# Work instructions
1: In the C++ and Java post, change "libraries" to "toolkits" and give everything from "Right, in the" down to "corporate world.".
2: List every programming language that the C++ and Java post names.
3: Based on the C++ and Java post, answer yes or no to each statement, quoting the deciding words: (a) The writer blames C++'s trouble on not having enough libraries overall. (b) Java was developed to be commercially successful. (c) C++ is mostly developed by commercial companies.

# Text excerpt
┄┄┄┄┄┄┄┄┄┄┄┄┄┄┄┄┄┄┄┄

Right, in the pipeline... just 8 years after Boost was started :-(

OTOH, we do have two (!) great regular expression libraries...

Can you imagine something like this happenning to Java or C#?

IMHO, it's not about not having enough libraries. It's just about not
having those particular libraries that are considered most important by the
corporate world.

The problem is that C++ and, let's say, Java exist in two different
dimensions. Java is a product of commercial world, so in the commercial
world it is playing on its own territory. Java is developed to be
commercially successfull.

C++ (at it's current state) is a totaly different animal. It's mostly being
developed by the non-commercial entities, like the standard committee, open
source movement, etc. So it almost looks like a volonteer research project.

┄┄┄┄┄┄┄┄┄┄┄┄┄┄┄┄┄┄┄┄

# Stored data

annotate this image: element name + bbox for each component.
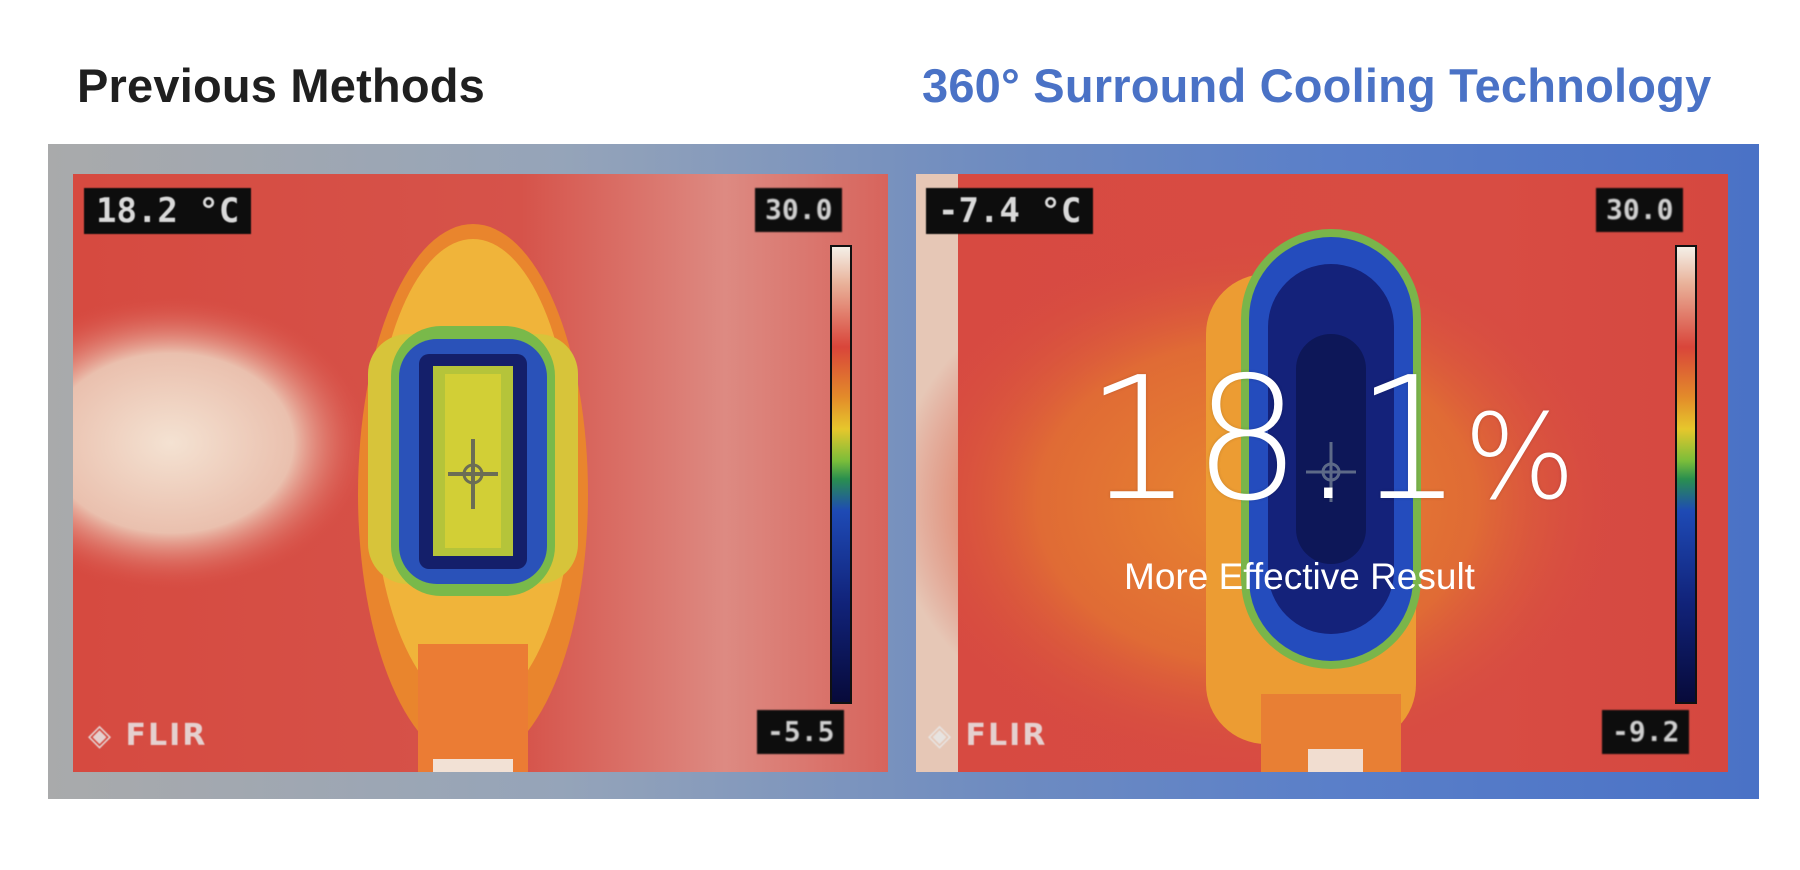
effectiveness-caption: More Effective Result	[1124, 556, 1475, 597]
thermal-image-right-graphic	[916, 174, 1728, 772]
scale-min-label-right: -9.2	[1602, 710, 1690, 754]
spot-temperature-readout-left: 18.2 °C	[84, 188, 252, 234]
flir-brand-right: FLIR	[965, 718, 1048, 753]
effectiveness-value: 18.1	[1085, 341, 1464, 539]
spot-temperature-readout-right: -7.4 °C	[926, 188, 1094, 234]
surround-cooling-heading: 360° Surround Cooling Technology	[922, 59, 1712, 112]
scale-max-label-right: 30.0	[1596, 188, 1684, 232]
flir-brand-left: FLIR	[125, 718, 208, 753]
percent-sign: %	[1463, 388, 1576, 526]
color-scale-bar-right	[1675, 245, 1697, 704]
effectiveness-percentage: 18.1%	[1085, 350, 1576, 547]
thermal-image-previous	[73, 174, 888, 772]
thermal-image-left-graphic	[73, 174, 888, 772]
thermal-image-surround-cooling	[916, 174, 1728, 772]
color-scale-bar-left	[830, 245, 852, 704]
flir-logo-left: ◈ FLIR	[88, 718, 208, 753]
previous-methods-heading: Previous Methods	[77, 59, 486, 112]
scale-max-label-left: 30.0	[755, 188, 843, 232]
flir-logo-right: ◈ FLIR	[928, 718, 1048, 753]
scale-min-label-left: -5.5	[757, 710, 845, 754]
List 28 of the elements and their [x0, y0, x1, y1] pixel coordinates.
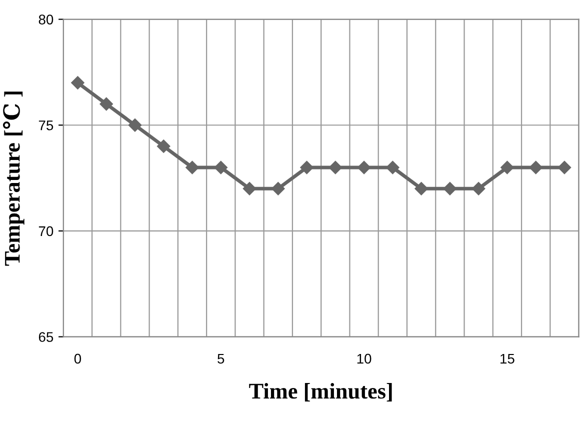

┄┄┄┄┄┄┄┄┄┄┄┄┄┄┄┄┄┄┄┄

# Answers to the tasks
1:
Right, in the pipeline... just 8 years after Boost was started :-(

OTOH, we do have two (!) great regular expression toolkits...

Can you imagine something like this happenning to Java or C#?

IMHO, it's not about not having enough toolkits. It's just about not
having those particular toolkits that are considered most important by the
corporate world.

2: C++, Java, C#

3:
(a) No: "it's not about not having enough libraries."
(b) Yes: "Java is developed to be commercially successfull."
(c) No: "It's mostly being developed by the non-commercial entities"